◆ **Data to use**
^^^^^^^^^^^^^^^^

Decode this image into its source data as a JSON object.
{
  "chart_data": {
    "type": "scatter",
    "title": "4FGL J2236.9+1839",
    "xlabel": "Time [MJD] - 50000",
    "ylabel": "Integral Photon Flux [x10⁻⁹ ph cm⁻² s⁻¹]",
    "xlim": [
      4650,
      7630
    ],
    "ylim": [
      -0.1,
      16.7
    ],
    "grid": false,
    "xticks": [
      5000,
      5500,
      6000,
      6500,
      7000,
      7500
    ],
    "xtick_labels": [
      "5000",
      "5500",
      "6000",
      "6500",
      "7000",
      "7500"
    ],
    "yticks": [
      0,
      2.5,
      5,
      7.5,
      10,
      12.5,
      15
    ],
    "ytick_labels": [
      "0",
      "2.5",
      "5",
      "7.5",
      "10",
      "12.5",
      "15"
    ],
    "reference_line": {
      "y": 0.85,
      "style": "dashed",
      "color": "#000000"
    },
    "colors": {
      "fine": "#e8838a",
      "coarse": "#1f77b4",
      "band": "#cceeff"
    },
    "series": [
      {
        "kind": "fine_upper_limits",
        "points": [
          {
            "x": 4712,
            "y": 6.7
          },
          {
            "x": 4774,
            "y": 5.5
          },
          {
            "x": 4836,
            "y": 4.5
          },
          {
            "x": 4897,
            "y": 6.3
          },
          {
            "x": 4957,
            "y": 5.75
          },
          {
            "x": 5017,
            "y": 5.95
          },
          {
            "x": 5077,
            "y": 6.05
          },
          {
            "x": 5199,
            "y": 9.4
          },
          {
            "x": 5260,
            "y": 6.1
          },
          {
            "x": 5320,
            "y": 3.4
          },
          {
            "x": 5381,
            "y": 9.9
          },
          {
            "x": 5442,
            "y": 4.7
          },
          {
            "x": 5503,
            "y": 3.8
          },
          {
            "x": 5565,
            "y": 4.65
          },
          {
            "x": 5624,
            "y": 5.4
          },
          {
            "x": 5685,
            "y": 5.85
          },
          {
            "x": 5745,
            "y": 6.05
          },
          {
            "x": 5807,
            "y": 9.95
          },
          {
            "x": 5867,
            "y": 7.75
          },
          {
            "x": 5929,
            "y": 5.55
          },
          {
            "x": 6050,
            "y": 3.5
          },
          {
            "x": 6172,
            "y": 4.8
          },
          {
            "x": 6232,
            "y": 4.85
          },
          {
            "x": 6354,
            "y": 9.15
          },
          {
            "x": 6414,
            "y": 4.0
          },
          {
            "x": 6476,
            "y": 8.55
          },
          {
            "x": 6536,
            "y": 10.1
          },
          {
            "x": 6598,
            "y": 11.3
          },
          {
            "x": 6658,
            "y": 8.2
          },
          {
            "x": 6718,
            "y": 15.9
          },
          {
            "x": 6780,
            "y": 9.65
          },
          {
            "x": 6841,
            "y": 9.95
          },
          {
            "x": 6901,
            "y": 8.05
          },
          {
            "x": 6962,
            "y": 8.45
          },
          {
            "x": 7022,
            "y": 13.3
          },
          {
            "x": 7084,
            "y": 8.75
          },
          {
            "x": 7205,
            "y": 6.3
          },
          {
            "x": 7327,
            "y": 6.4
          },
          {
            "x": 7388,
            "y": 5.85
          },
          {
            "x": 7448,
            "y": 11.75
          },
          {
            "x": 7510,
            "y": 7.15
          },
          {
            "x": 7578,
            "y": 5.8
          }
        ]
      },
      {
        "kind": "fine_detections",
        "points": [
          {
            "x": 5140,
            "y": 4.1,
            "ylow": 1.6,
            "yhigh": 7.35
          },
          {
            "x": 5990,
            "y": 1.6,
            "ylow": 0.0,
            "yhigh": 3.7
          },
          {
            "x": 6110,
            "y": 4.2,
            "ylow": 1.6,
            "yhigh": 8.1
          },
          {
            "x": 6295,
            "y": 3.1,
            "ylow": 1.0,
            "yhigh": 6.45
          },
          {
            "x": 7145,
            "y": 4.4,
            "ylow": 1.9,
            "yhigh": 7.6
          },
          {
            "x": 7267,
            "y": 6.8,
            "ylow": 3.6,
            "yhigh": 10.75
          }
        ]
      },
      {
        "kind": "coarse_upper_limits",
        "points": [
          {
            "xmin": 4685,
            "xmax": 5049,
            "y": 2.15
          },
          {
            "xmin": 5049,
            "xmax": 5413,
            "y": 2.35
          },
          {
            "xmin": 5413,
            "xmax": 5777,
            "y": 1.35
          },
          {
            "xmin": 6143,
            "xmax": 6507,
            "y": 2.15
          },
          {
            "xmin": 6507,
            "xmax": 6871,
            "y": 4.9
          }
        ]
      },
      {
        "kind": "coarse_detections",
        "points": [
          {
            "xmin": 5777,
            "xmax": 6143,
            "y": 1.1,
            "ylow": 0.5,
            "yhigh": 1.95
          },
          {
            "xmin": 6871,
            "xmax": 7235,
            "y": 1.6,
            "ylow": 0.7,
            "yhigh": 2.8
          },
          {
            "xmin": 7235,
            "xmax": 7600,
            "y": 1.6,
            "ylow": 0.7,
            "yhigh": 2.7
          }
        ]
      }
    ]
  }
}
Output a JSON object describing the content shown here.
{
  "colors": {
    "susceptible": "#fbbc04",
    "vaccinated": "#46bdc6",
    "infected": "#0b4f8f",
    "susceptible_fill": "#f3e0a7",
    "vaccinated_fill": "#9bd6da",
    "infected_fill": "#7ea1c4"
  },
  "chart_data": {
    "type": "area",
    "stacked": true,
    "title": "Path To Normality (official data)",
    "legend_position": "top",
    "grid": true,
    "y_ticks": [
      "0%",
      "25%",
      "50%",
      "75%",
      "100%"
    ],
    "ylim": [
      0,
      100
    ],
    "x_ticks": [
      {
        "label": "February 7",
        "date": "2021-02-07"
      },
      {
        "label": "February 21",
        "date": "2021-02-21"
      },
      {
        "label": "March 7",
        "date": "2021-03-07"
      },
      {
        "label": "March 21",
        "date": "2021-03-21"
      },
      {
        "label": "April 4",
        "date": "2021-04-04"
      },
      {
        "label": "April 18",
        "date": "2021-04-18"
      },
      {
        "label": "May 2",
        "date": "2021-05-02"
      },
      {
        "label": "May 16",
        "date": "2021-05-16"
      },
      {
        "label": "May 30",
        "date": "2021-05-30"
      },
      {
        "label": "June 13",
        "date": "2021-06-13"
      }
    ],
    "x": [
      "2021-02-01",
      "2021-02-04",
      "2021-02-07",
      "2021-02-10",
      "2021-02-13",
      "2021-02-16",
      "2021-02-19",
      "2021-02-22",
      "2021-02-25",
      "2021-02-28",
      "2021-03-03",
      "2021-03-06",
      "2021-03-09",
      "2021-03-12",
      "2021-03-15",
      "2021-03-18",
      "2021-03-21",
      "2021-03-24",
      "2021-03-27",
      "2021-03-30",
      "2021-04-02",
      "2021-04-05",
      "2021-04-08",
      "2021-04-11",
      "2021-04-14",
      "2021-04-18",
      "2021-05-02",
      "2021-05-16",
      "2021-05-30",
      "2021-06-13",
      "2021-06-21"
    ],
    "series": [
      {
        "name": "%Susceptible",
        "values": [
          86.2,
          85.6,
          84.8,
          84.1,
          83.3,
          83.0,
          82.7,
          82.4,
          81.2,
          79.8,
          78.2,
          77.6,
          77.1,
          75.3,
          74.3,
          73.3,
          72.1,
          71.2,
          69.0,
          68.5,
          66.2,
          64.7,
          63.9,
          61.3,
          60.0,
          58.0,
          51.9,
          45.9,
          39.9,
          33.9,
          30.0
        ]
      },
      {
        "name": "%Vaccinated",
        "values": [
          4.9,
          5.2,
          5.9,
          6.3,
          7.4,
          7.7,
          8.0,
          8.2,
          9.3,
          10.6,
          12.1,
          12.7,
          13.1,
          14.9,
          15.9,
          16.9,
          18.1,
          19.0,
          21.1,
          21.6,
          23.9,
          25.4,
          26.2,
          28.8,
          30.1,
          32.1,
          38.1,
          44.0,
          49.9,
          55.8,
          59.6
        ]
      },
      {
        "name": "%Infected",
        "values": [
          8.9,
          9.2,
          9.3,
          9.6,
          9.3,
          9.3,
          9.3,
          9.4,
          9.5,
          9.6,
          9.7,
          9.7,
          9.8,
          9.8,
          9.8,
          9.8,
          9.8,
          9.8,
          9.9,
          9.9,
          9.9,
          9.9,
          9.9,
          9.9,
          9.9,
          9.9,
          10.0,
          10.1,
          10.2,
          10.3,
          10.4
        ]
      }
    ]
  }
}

^^^^^^^^^^^^^^^^

◆ **What is being asked**
Show all lines in the entries above where the word "date" appears.

◆ **In response**
        "date": "2021-02-07"
        "date": "2021-02-21"
        "date": "2021-03-07"
        "date": "2021-03-21"
        "date": "2021-04-04"
        "date": "2021-04-18"
        "date": "2021-05-02"
        "date": "2021-05-16"
        "date": "2021-05-30"
        "date": "2021-06-13"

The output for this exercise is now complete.